## Фрагмент документа
==============================
Наиболее ярким примером разрушения личности стоит предо мною драма русской интеллигенции. Андреевич-Соловьёв назвал эту драму романом, в котором Россия - "Святая Ефросинья", как именовал её Глеб Успенский, возлюбленная, а интеллигент - влюблённый.
Мне хочется посильно очертить содержание той главы романа, вернее, акта драмы, которая столь торопливо дописывается в наши дни нервно дрожащею рукою разочарованного влюблённого.
Чтобы понять психику героя, сначала необходимо определить его социальное положение.
Известно, что интеллигент-разночинец несколько недоношен историей; он родился ранее, чем в нём явилась нужда, и быстро разросся до размеров больших, чем требовалось правительству и капиталу, - ни первое, ни последний не могли поглотить всё свободное количество интеллектуальных сил. Правительство, напуганное дворянскими революциями дома и народными бурями за рубежом, не только не выражало желания взять интеллигента на службу и временно увеличить его умом и работой свои силы, - оно, как известно, встретило новорожденного со страхом и немедля приступило к борьбе с ним по способу Ирода.
Молодой, но ленивый и стеснённый в своём росте русский капитал не нуждался в таком обилии мозга и нервов.
==============================
## Исходные данные
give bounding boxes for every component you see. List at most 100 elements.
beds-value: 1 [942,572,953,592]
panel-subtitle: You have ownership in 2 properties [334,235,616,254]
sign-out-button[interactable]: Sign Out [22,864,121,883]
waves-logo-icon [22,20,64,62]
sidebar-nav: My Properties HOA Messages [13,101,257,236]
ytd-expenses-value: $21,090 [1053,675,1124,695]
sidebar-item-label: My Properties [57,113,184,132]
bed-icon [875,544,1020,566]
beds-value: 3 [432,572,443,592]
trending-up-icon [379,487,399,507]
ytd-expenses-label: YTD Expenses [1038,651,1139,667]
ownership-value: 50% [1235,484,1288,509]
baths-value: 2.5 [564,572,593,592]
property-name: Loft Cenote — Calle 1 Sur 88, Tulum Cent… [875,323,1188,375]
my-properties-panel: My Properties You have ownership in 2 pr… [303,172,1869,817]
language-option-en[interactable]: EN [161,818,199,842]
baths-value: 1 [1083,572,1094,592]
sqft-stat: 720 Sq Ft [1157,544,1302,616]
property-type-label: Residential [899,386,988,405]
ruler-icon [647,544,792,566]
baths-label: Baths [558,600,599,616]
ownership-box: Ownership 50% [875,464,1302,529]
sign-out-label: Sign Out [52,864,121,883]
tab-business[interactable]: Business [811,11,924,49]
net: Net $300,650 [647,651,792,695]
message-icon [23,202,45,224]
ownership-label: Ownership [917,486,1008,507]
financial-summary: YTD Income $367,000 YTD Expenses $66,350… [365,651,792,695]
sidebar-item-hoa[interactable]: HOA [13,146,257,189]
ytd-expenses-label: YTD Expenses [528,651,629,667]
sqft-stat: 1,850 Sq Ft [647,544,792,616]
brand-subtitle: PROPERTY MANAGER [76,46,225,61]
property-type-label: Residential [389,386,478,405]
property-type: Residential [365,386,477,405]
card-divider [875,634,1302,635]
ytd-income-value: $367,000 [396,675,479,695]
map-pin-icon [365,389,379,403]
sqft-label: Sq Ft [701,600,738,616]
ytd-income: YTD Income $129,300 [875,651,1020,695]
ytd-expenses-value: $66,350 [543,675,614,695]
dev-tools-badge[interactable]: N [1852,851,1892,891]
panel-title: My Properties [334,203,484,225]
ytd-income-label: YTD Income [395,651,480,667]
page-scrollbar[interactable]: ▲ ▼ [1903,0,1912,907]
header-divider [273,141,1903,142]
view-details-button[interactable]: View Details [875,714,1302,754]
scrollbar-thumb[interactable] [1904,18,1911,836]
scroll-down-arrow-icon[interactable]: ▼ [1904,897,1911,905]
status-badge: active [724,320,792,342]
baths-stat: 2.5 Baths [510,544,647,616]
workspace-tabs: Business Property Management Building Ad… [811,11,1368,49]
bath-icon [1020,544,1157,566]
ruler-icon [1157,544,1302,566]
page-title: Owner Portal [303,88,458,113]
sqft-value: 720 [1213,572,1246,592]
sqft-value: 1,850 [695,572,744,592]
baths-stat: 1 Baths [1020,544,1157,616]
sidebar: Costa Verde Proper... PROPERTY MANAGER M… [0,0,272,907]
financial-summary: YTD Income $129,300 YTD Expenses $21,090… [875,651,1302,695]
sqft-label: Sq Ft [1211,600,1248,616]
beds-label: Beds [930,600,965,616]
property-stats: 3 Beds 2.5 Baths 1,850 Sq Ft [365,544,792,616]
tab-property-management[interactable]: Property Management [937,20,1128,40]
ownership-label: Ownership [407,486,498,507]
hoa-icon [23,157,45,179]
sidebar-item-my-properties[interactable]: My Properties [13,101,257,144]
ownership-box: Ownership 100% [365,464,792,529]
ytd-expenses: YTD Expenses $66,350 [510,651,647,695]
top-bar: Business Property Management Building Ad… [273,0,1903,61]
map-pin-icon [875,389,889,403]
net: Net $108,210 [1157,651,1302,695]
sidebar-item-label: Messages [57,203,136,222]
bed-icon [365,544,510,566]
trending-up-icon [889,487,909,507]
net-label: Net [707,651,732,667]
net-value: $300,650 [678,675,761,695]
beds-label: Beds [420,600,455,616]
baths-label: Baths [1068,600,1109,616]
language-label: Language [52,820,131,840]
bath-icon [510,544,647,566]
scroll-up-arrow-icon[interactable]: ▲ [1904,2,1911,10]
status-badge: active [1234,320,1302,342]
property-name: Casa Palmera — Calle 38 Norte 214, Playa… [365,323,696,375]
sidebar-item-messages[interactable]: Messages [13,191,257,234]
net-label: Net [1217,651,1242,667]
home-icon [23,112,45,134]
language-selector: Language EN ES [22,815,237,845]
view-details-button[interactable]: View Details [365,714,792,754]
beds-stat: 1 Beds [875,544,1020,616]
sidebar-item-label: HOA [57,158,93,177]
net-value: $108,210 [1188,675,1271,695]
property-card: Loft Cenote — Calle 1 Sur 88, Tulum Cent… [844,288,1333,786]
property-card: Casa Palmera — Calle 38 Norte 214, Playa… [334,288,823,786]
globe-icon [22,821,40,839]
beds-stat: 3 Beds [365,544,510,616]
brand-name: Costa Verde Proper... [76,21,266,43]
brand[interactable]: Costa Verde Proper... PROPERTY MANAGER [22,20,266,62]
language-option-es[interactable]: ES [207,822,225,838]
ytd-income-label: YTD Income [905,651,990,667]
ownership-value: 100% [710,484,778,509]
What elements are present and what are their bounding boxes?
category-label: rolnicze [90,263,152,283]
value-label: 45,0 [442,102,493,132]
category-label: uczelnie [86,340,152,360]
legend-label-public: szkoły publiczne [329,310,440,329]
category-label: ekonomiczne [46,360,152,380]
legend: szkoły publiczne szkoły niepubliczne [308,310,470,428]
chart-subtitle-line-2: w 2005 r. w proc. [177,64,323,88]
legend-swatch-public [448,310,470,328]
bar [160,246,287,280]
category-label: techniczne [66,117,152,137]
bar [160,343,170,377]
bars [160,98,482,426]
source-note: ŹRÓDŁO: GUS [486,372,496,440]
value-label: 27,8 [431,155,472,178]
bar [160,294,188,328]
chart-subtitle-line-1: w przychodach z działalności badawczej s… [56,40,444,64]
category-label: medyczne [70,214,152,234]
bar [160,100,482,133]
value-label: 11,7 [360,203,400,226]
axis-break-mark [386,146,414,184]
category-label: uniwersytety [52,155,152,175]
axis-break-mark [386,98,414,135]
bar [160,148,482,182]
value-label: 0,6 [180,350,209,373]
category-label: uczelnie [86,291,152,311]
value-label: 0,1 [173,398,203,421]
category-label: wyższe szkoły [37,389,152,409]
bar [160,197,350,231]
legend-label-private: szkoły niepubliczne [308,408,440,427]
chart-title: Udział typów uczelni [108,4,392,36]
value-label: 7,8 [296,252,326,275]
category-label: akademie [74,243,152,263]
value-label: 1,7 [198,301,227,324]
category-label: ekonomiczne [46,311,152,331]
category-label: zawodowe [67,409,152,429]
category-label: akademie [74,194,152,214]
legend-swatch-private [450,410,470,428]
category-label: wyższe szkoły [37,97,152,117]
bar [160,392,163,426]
==============================
## Цель задания
Замените, пожалуйста, "социальное положение" на "общественное положение" и приведите фрагмент о русской интеллигенции: всё от "Мне хочется посильно" вниз до "его социальное положение.".

## Ответ на задание
Мне хочется посильно очертить содержание той главы романа, вернее, акта драмы, которая столь торопливо дописывается в наши дни нервно дрожащею рукою разочарованного влюблённого.
Чтобы понять психику героя, сначала необходимо определить его общественное положение.